* Information given

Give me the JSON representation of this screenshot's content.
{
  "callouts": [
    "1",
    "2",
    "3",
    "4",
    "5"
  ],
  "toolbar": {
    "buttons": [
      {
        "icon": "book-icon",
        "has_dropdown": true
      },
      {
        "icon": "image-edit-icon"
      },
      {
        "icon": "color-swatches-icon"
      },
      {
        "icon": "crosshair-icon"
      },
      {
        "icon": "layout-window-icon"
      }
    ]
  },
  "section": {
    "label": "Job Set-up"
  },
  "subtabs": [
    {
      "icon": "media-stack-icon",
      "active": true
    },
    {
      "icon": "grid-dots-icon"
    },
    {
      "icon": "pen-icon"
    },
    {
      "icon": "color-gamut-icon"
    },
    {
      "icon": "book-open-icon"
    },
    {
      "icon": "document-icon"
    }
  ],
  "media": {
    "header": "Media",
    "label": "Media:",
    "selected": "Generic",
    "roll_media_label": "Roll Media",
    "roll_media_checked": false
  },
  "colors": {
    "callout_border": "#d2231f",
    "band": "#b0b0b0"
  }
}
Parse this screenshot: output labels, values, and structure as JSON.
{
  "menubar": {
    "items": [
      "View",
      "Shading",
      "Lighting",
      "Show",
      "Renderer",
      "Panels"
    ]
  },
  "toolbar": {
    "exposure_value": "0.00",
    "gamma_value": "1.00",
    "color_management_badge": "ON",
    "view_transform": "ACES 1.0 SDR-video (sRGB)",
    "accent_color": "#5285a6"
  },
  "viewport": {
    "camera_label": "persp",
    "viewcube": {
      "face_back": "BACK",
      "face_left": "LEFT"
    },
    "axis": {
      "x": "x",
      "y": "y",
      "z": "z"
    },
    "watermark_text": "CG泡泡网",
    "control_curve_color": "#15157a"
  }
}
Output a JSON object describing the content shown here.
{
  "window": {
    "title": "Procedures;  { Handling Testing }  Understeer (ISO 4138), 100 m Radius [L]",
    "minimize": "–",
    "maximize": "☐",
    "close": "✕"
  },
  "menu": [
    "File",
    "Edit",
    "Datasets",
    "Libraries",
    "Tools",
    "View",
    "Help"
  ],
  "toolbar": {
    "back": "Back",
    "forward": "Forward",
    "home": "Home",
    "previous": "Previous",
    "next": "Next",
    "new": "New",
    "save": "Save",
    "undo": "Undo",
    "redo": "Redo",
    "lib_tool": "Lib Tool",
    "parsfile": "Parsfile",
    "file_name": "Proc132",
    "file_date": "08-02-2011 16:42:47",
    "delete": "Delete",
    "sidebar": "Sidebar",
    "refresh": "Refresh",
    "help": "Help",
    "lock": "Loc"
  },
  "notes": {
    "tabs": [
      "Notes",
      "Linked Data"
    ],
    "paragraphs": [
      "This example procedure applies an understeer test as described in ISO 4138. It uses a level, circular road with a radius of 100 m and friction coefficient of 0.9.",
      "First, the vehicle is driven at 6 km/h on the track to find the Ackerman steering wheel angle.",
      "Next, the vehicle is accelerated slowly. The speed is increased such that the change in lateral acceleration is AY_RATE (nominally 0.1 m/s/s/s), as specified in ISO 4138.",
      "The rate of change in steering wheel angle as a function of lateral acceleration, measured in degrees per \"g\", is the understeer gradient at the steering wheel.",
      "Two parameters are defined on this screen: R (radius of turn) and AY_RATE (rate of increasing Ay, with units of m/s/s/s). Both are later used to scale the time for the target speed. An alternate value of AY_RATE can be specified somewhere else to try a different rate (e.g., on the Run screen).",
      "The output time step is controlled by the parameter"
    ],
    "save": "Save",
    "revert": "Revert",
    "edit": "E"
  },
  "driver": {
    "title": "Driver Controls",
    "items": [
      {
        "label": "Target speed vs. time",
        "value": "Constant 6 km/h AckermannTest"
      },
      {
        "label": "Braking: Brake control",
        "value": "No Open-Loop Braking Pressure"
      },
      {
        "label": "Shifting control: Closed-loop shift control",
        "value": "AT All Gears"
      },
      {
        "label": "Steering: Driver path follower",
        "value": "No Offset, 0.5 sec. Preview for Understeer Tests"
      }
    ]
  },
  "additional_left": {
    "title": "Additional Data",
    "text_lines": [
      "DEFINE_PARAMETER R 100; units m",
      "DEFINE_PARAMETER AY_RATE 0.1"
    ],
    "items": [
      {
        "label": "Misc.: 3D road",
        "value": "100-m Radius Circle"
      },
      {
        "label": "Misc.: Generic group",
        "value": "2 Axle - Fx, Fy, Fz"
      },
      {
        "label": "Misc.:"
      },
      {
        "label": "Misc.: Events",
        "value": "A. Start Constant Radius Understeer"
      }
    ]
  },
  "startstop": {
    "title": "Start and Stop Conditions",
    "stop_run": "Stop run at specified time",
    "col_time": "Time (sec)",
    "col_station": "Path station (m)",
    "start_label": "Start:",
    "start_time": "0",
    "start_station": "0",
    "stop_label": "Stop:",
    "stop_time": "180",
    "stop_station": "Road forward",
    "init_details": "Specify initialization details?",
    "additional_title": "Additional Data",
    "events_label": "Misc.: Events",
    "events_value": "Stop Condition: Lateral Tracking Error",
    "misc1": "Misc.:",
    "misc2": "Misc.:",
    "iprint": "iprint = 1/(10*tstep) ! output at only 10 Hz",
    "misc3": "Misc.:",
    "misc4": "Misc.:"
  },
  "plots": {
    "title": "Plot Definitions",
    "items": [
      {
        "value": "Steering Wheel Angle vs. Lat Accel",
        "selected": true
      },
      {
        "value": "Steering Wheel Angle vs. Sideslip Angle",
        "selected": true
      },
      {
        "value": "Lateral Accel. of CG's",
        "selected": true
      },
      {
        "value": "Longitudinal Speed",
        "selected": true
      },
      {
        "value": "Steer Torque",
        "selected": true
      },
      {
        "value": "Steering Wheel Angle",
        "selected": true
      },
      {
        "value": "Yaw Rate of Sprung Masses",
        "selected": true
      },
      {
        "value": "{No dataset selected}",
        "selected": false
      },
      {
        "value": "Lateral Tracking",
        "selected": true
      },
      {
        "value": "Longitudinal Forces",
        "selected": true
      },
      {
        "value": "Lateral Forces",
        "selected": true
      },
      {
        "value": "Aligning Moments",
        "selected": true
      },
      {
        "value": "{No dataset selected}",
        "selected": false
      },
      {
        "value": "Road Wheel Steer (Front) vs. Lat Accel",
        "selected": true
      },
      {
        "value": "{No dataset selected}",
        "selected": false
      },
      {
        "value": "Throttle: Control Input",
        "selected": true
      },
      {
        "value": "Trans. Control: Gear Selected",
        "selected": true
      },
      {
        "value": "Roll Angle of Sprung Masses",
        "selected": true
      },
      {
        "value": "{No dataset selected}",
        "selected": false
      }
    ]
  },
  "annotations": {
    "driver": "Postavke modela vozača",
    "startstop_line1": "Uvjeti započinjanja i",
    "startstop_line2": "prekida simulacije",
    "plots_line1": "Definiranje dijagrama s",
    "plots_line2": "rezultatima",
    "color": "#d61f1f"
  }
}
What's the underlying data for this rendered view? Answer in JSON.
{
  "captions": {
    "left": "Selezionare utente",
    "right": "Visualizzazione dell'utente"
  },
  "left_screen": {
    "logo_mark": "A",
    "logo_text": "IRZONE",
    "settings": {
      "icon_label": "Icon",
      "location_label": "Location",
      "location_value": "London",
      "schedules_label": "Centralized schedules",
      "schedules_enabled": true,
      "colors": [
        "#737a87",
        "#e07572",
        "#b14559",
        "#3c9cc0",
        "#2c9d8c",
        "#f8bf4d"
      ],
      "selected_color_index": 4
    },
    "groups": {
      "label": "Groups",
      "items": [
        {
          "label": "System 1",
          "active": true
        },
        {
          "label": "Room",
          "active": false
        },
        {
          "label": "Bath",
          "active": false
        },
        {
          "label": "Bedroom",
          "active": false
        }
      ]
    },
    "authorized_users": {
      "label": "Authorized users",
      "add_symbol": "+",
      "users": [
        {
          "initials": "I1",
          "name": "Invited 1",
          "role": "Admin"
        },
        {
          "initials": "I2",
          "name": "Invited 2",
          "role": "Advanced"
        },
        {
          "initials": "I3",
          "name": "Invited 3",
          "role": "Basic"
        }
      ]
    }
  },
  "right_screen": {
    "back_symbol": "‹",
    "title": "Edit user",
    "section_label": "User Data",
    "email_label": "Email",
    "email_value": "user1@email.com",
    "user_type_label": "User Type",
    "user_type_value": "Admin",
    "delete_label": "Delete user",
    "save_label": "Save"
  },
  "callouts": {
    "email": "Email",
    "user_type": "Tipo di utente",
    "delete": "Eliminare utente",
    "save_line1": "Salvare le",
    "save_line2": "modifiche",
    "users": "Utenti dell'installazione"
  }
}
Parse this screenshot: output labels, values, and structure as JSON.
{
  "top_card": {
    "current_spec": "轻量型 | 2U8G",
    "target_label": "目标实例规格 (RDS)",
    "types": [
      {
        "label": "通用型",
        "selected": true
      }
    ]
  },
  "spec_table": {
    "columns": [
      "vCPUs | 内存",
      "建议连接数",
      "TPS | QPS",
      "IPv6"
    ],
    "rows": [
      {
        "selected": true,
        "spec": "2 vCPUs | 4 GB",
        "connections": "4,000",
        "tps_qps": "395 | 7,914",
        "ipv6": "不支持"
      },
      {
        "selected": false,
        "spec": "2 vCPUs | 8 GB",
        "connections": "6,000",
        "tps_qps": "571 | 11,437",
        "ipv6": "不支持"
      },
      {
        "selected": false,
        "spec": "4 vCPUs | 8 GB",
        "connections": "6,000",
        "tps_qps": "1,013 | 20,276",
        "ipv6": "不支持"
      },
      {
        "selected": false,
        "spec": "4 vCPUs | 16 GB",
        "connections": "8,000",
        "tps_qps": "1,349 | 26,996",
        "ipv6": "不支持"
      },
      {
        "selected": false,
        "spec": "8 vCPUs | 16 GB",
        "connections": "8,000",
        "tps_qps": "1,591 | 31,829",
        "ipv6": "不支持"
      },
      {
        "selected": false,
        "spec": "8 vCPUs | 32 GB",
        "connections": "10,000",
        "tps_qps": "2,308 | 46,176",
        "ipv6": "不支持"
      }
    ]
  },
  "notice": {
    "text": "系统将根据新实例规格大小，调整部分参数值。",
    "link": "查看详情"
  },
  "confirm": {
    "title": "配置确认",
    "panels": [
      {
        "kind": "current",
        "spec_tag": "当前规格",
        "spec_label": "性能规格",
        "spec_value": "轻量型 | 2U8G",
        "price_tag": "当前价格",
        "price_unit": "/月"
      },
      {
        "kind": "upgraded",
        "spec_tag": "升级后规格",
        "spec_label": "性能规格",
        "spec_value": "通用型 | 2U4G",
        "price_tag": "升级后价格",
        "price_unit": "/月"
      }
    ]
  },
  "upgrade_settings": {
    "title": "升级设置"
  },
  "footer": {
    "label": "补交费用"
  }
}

* Work instructions
Look through the data and gather every line with the string "change" in it.

* Exercise answer
      "Next, the vehicle is accelerated slowly. The speed is increased such that the change in lateral acceleration is AY_RATE (nominally 0.1 m/s/s/s), as specified in ISO 4138.",
      "The rate of change in steering wheel angle as a function of lateral acceleration, measured in degrees per \"g\", is the understeer gradient at the steering wheel.",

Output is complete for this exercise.